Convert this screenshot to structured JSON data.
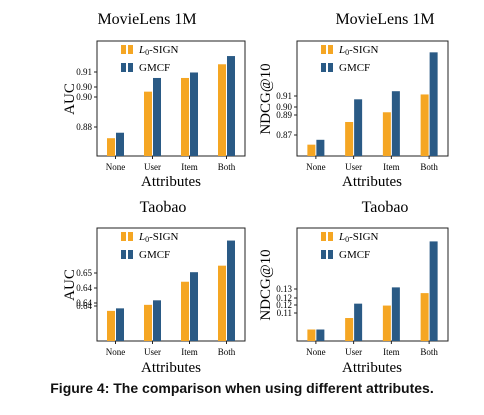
{
  "caption": "Figure 4: The comparison when using different attributes.",
  "colors": {
    "l0_sign": "#f5a623",
    "gmcf": "#2a5a85"
  },
  "chart_data": [
    {
      "type": "bar",
      "title": "MovieLens 1M",
      "xlabel": "Attributes",
      "ylabel": "AUC",
      "categories": [
        "None",
        "User",
        "Item",
        "Both"
      ],
      "yticks": [
        "0.91",
        "0.90",
        "0.90",
        "0.88"
      ],
      "ylim": [
        0.876,
        0.918
      ],
      "legend_placement": "top-right",
      "series": [
        {
          "name": "L0-SIGN",
          "legend_prefix": "L",
          "legend_sub": "0",
          "legend_suffix": "-SIGN",
          "values": [
            0.8825,
            0.8995,
            0.9045,
            0.9095
          ]
        },
        {
          "name": "GMCF",
          "values": [
            0.8845,
            0.9045,
            0.9065,
            0.9125
          ]
        }
      ]
    },
    {
      "type": "bar",
      "title": "MovieLens 1M",
      "xlabel": "Attributes",
      "ylabel": "NDCG@10",
      "categories": [
        "None",
        "User",
        "Item",
        "Both"
      ],
      "yticks": [
        "0.91",
        "0.90",
        "0.89",
        "0.87"
      ],
      "ylim": [
        0.864,
        0.935
      ],
      "legend_placement": "top-right",
      "series": [
        {
          "name": "L0-SIGN",
          "legend_prefix": "L",
          "legend_sub": "0",
          "legend_suffix": "-SIGN",
          "values": [
            0.871,
            0.885,
            0.891,
            0.902
          ]
        },
        {
          "name": "GMCF",
          "values": [
            0.874,
            0.899,
            0.904,
            0.928
          ]
        }
      ]
    },
    {
      "type": "bar",
      "title": "Taobao",
      "xlabel": "Attributes",
      "ylabel": "AUC",
      "categories": [
        "None",
        "User",
        "Item",
        "Both"
      ],
      "yticks": [
        "0.65",
        "0.64",
        "0.64",
        "0.64"
      ],
      "ylim": [
        0.636,
        0.6585
      ],
      "legend_placement": "top-right",
      "series": [
        {
          "name": "L0-SIGN",
          "legend_prefix": "L",
          "legend_sub": "0",
          "legend_suffix": "-SIGN",
          "values": [
            0.642,
            0.6432,
            0.6478,
            0.651
          ]
        },
        {
          "name": "GMCF",
          "values": [
            0.6425,
            0.6441,
            0.6497,
            0.656
          ]
        }
      ]
    },
    {
      "type": "bar",
      "title": "Taobao",
      "xlabel": "Attributes",
      "ylabel": "NDCG@10",
      "categories": [
        "None",
        "User",
        "Item",
        "Both"
      ],
      "yticks": [
        "0.13",
        "0.12",
        "0.12",
        "0.11"
      ],
      "ylim": [
        0.1045,
        0.1635
      ],
      "legend_placement": "top-right",
      "series": [
        {
          "name": "L0-SIGN",
          "legend_prefix": "L",
          "legend_sub": "0",
          "legend_suffix": "-SIGN",
          "values": [
            0.1105,
            0.1165,
            0.123,
            0.1295
          ]
        },
        {
          "name": "GMCF",
          "values": [
            0.1105,
            0.124,
            0.1325,
            0.1565
          ]
        }
      ]
    }
  ]
}
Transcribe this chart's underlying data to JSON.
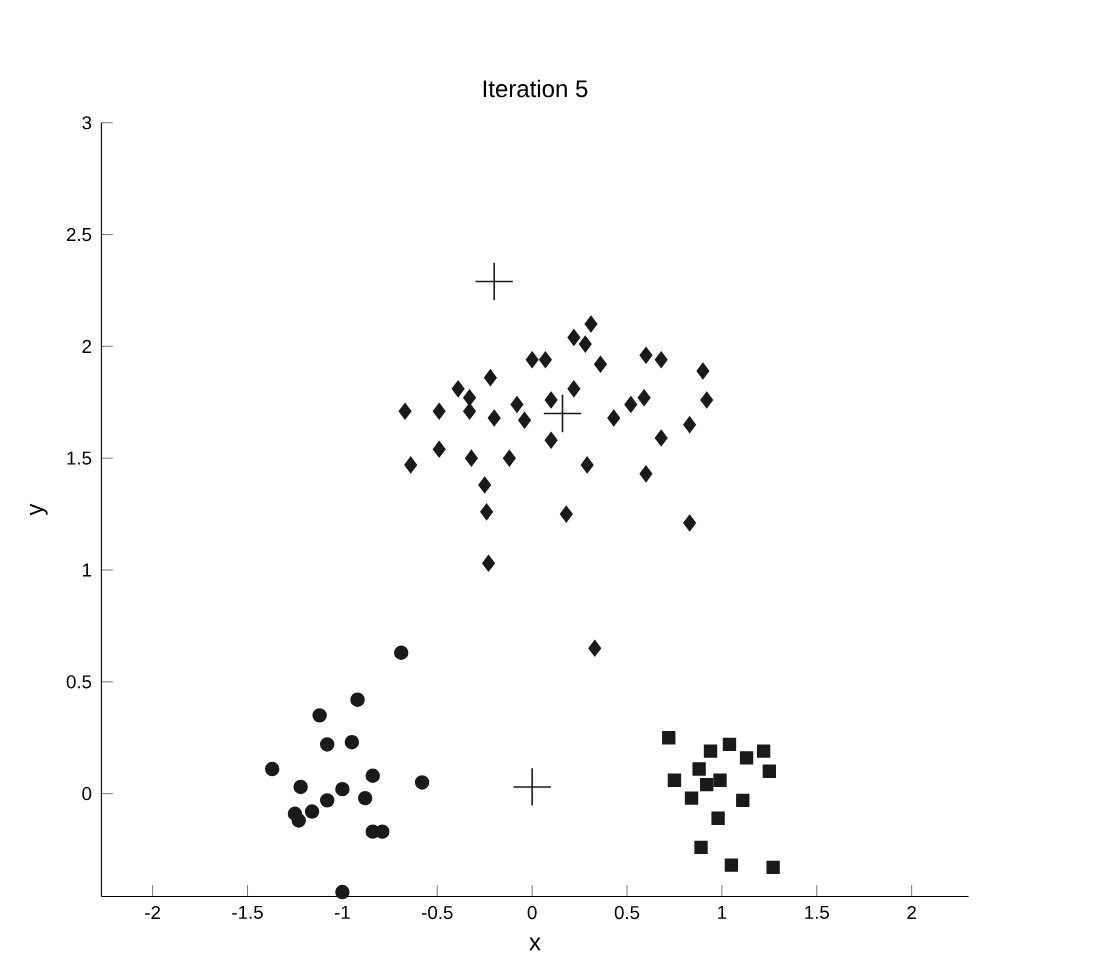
{
  "chart_data": {
    "type": "scatter",
    "title": "Iteration 5",
    "xlabel": "x",
    "ylabel": "y",
    "xlim": [
      -2.27,
      2.3
    ],
    "ylim": [
      -0.46,
      3
    ],
    "xticks": [
      -2,
      -1.5,
      -1,
      -0.5,
      0,
      0.5,
      1,
      1.5,
      2
    ],
    "yticks": [
      0,
      0.5,
      1,
      1.5,
      2,
      2.5,
      3
    ],
    "grid": false,
    "series": [
      {
        "color": "#1a1a1a",
        "marker": "diamond",
        "x": [
          -0.67,
          -0.64,
          -0.49,
          -0.49,
          -0.39,
          -0.33,
          -0.33,
          -0.32,
          -0.22,
          -0.2,
          -0.12,
          -0.25,
          -0.24,
          -0.23,
          -0.08,
          -0.04,
          0.0,
          0.07,
          0.1,
          0.1,
          0.22,
          0.22,
          0.28,
          0.36,
          0.29,
          0.18,
          0.43,
          0.52,
          0.59,
          0.6,
          0.68,
          0.68,
          0.6,
          0.83,
          0.9,
          0.92,
          0.83,
          0.31,
          0.33
        ],
        "values": [
          1.71,
          1.47,
          1.71,
          1.54,
          1.81,
          1.77,
          1.71,
          1.5,
          1.86,
          1.68,
          1.5,
          1.38,
          1.26,
          1.03,
          1.74,
          1.67,
          1.94,
          1.94,
          1.76,
          1.58,
          1.81,
          2.04,
          2.01,
          1.92,
          1.47,
          1.25,
          1.68,
          1.74,
          1.77,
          1.96,
          1.94,
          1.59,
          1.43,
          1.65,
          1.89,
          1.76,
          1.21,
          2.1,
          0.65
        ]
      },
      {
        "color": "#1a1a1a",
        "marker": "circle",
        "x": [
          -1.37,
          -1.12,
          -0.92,
          -1.08,
          -0.95,
          -1.22,
          -1.25,
          -1.16,
          -1.08,
          -1.0,
          -0.88,
          -0.84,
          -0.84,
          -0.79,
          -0.58,
          -0.69,
          -1.0,
          -1.23
        ],
        "values": [
          0.11,
          0.35,
          0.42,
          0.22,
          0.23,
          0.03,
          -0.09,
          -0.08,
          -0.03,
          0.02,
          -0.02,
          0.08,
          -0.17,
          -0.17,
          0.05,
          0.63,
          -0.44,
          -0.12
        ]
      },
      {
        "color": "#1a1a1a",
        "marker": "square",
        "x": [
          0.72,
          0.75,
          0.84,
          0.88,
          0.94,
          0.99,
          1.04,
          1.13,
          1.22,
          1.25,
          1.11,
          0.98,
          0.89,
          1.05,
          1.27,
          0.92
        ],
        "values": [
          0.25,
          0.06,
          -0.02,
          0.11,
          0.19,
          0.06,
          0.22,
          0.16,
          0.19,
          0.1,
          -0.03,
          -0.11,
          -0.24,
          -0.32,
          -0.33,
          0.04
        ]
      },
      {
        "color": "#1a1a1a",
        "marker": "cross",
        "x": [
          -0.2,
          0.16,
          0.0
        ],
        "values": [
          2.29,
          1.7,
          0.03
        ]
      }
    ]
  }
}
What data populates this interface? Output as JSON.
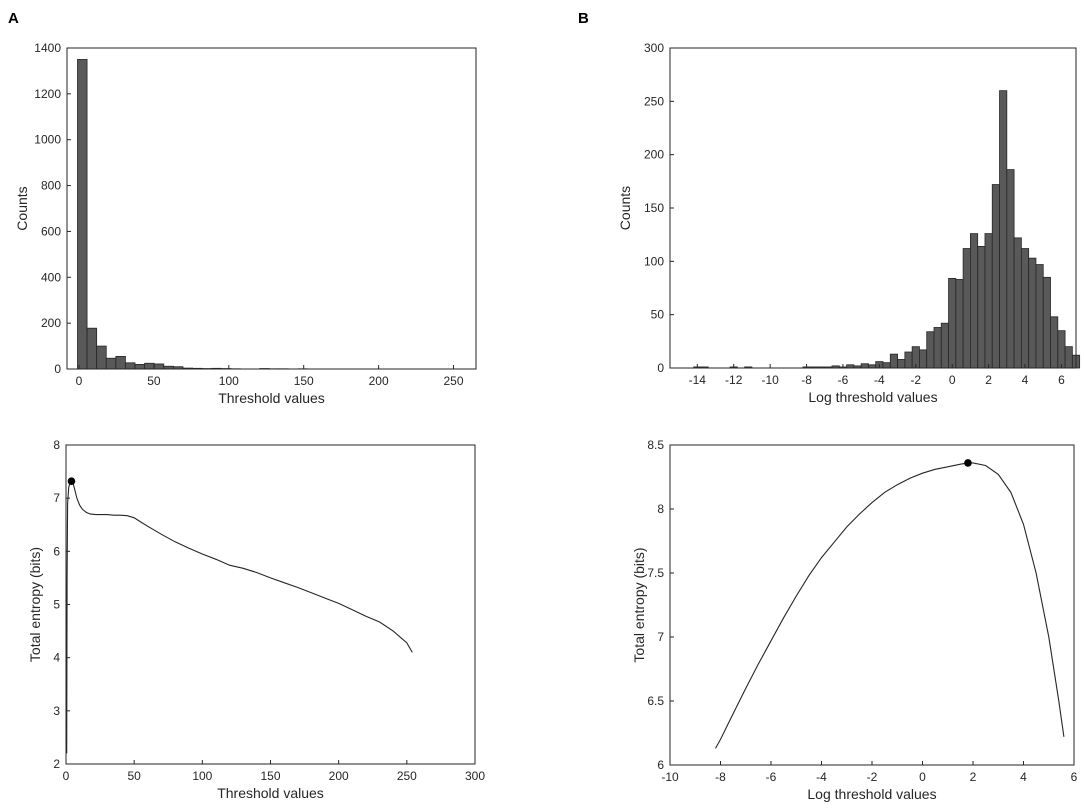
{
  "panel_labels": [
    "A",
    "B"
  ],
  "chart_data": [
    {
      "id": "hist-threshold",
      "panel": "A",
      "type": "bar",
      "xlabel": "Threshold values",
      "ylabel": "Counts",
      "xlim": [
        -8,
        265
      ],
      "ylim": [
        0,
        1400
      ],
      "xticks": [
        0,
        50,
        100,
        150,
        200,
        250
      ],
      "yticks": [
        0,
        200,
        400,
        600,
        800,
        1000,
        1200,
        1400
      ],
      "bin_start": -1,
      "bin_width": 6.4,
      "values": [
        1350,
        178,
        100,
        47,
        55,
        27,
        20,
        25,
        22,
        12,
        10,
        4,
        3,
        2,
        3,
        2,
        1,
        0,
        0,
        2,
        1,
        1,
        0,
        1,
        0
      ]
    },
    {
      "id": "hist-log-threshold",
      "panel": "B",
      "type": "bar",
      "xlabel": "Log threshold values",
      "ylabel": "Counts",
      "xlim": [
        -15.5,
        6.8
      ],
      "ylim": [
        0,
        300
      ],
      "xticks": [
        -14,
        -12,
        -10,
        -8,
        -6,
        -4,
        -2,
        0,
        2,
        4,
        6
      ],
      "yticks": [
        0,
        50,
        100,
        150,
        200,
        250,
        300
      ],
      "bin_start": -14.6,
      "bin_width": 0.4,
      "values": [
        0,
        1,
        1,
        0,
        0,
        0,
        1,
        0,
        1,
        0,
        0,
        0,
        0,
        0,
        0,
        0,
        1,
        1,
        1,
        1,
        2,
        1,
        3,
        2,
        4,
        3,
        6,
        5,
        13,
        8,
        15,
        20,
        17,
        34,
        38,
        42,
        84,
        83,
        112,
        126,
        114,
        126,
        172,
        260,
        186,
        122,
        112,
        103,
        97,
        85,
        48,
        35,
        20,
        12
      ]
    },
    {
      "id": "entropy-threshold",
      "panel": "A",
      "type": "line",
      "xlabel": "Threshold values",
      "ylabel": "Total entropy (bits)",
      "xlim": [
        0,
        300
      ],
      "ylim": [
        2,
        8
      ],
      "xticks": [
        0,
        50,
        100,
        150,
        200,
        250,
        300
      ],
      "yticks": [
        2,
        3,
        4,
        5,
        6,
        7,
        8
      ],
      "x": [
        0.5,
        0.8,
        1.2,
        2,
        3,
        4,
        5,
        6,
        8,
        10,
        12,
        15,
        18,
        22,
        26,
        30,
        35,
        40,
        45,
        50,
        55,
        60,
        70,
        80,
        90,
        100,
        110,
        120,
        130,
        140,
        150,
        160,
        170,
        180,
        190,
        200,
        210,
        220,
        230,
        240,
        250,
        254
      ],
      "y": [
        2.2,
        5.5,
        6.9,
        7.2,
        7.3,
        7.32,
        7.3,
        7.2,
        7.0,
        6.87,
        6.79,
        6.73,
        6.7,
        6.69,
        6.69,
        6.69,
        6.68,
        6.68,
        6.67,
        6.63,
        6.55,
        6.47,
        6.32,
        6.18,
        6.06,
        5.95,
        5.85,
        5.74,
        5.68,
        5.6,
        5.5,
        5.41,
        5.32,
        5.22,
        5.12,
        5.02,
        4.9,
        4.78,
        4.67,
        4.5,
        4.28,
        4.1
      ],
      "marker": {
        "x": 4,
        "y": 7.32
      }
    },
    {
      "id": "entropy-log-threshold",
      "panel": "B",
      "type": "line",
      "xlabel": "Log threshold values",
      "ylabel": "Total entropy (bits)",
      "xlim": [
        -10,
        6
      ],
      "ylim": [
        6,
        8.5
      ],
      "xticks": [
        -10,
        -8,
        -6,
        -4,
        -2,
        0,
        2,
        4,
        6
      ],
      "yticks": [
        6,
        6.5,
        7,
        7.5,
        8,
        8.5
      ],
      "x": [
        -8.2,
        -8,
        -7.5,
        -7,
        -6.5,
        -6,
        -5.5,
        -5,
        -4.5,
        -4,
        -3.5,
        -3,
        -2.5,
        -2,
        -1.5,
        -1,
        -0.5,
        0,
        0.5,
        1,
        1.5,
        1.8,
        2,
        2.5,
        3,
        3.5,
        4,
        4.5,
        5,
        5.2,
        5.4,
        5.6
      ],
      "y": [
        6.13,
        6.2,
        6.4,
        6.6,
        6.79,
        6.97,
        7.15,
        7.32,
        7.48,
        7.62,
        7.74,
        7.86,
        7.96,
        8.05,
        8.13,
        8.19,
        8.24,
        8.28,
        8.31,
        8.33,
        8.35,
        8.36,
        8.36,
        8.34,
        8.27,
        8.13,
        7.88,
        7.5,
        7.0,
        6.75,
        6.5,
        6.22
      ],
      "marker": {
        "x": 1.8,
        "y": 8.36
      }
    }
  ]
}
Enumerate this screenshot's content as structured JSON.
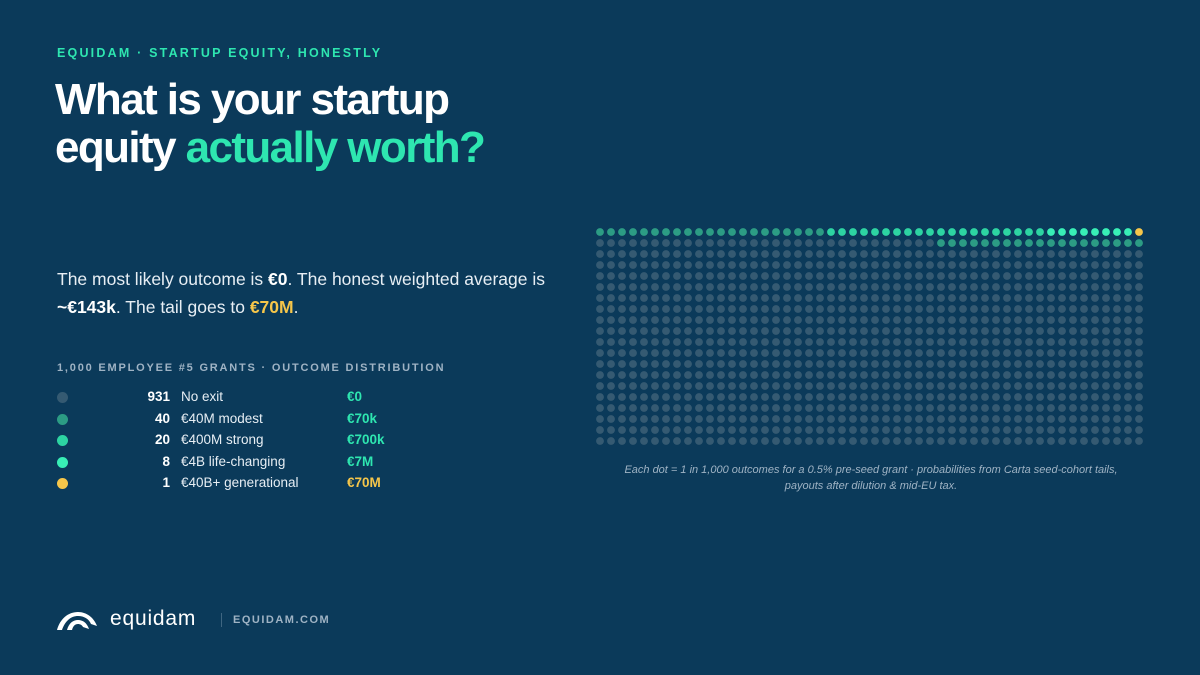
{
  "eyebrow": "EQUIDAM · STARTUP EQUITY, HONESTLY",
  "headline": {
    "line1": "What is your startup",
    "line2_lead": "equity ",
    "line2_accent": "actually worth?"
  },
  "lede": {
    "t1": "The most likely outcome is ",
    "b1": "€0",
    "t2": ". The honest weighted average is ",
    "b2": "~€143k",
    "t3": ". The tail goes to ",
    "b3": "€70M",
    "t4": "."
  },
  "distribution_label": "1,000 EMPLOYEE #5 GRANTS · OUTCOME DISTRIBUTION",
  "legend": [
    {
      "count": "931",
      "name": "No exit",
      "value": "€0",
      "color": "#355a72"
    },
    {
      "count": "40",
      "name": "€40M modest",
      "value": "€70k",
      "color": "#2c9c84"
    },
    {
      "count": "20",
      "name": "€400M strong",
      "value": "€700k",
      "color": "#2dd4a2"
    },
    {
      "count": "8",
      "name": "€4B life-changing",
      "value": "€7M",
      "color": "#38efb6"
    },
    {
      "count": "1",
      "name": "€40B+ generational",
      "value": "€70M",
      "color": "#f6c64a"
    }
  ],
  "colors": {
    "background": "#0b3a5a",
    "accent": "#2ee6b0",
    "gold": "#f6c64a",
    "muted": "#9fb3c4"
  },
  "chart_data": {
    "type": "waffle",
    "title": "1,000 EMPLOYEE #5 GRANTS · OUTCOME DISTRIBUTION",
    "total": 1000,
    "rows": 20,
    "columns": 50,
    "fill_order": "from the top-right corner, right to left along each row",
    "categories": [
      "No exit",
      "€40M modest",
      "€400M strong",
      "€4B life-changing",
      "€40B+ generational"
    ],
    "values": [
      931,
      40,
      20,
      8,
      1
    ],
    "payouts": [
      "€0",
      "€70k",
      "€700k",
      "€7M",
      "€70M"
    ],
    "colors": [
      "#355a72",
      "#2c9c84",
      "#2dd4a2",
      "#38efb6",
      "#f6c64a"
    ]
  },
  "caption": {
    "line1": "Each dot = 1 in 1,000 outcomes for a 0.5% pre-seed grant · probabilities from Carta seed-cohort tails,",
    "line2": "payouts after dilution & mid-EU tax."
  },
  "footer": {
    "brand": "equidam",
    "domain": "EQUIDAM.COM",
    "logo_icon": "equidam-logo-icon"
  }
}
=====
How many of the listing's lines contain "hist"? Respond with a single number and nothing else.

2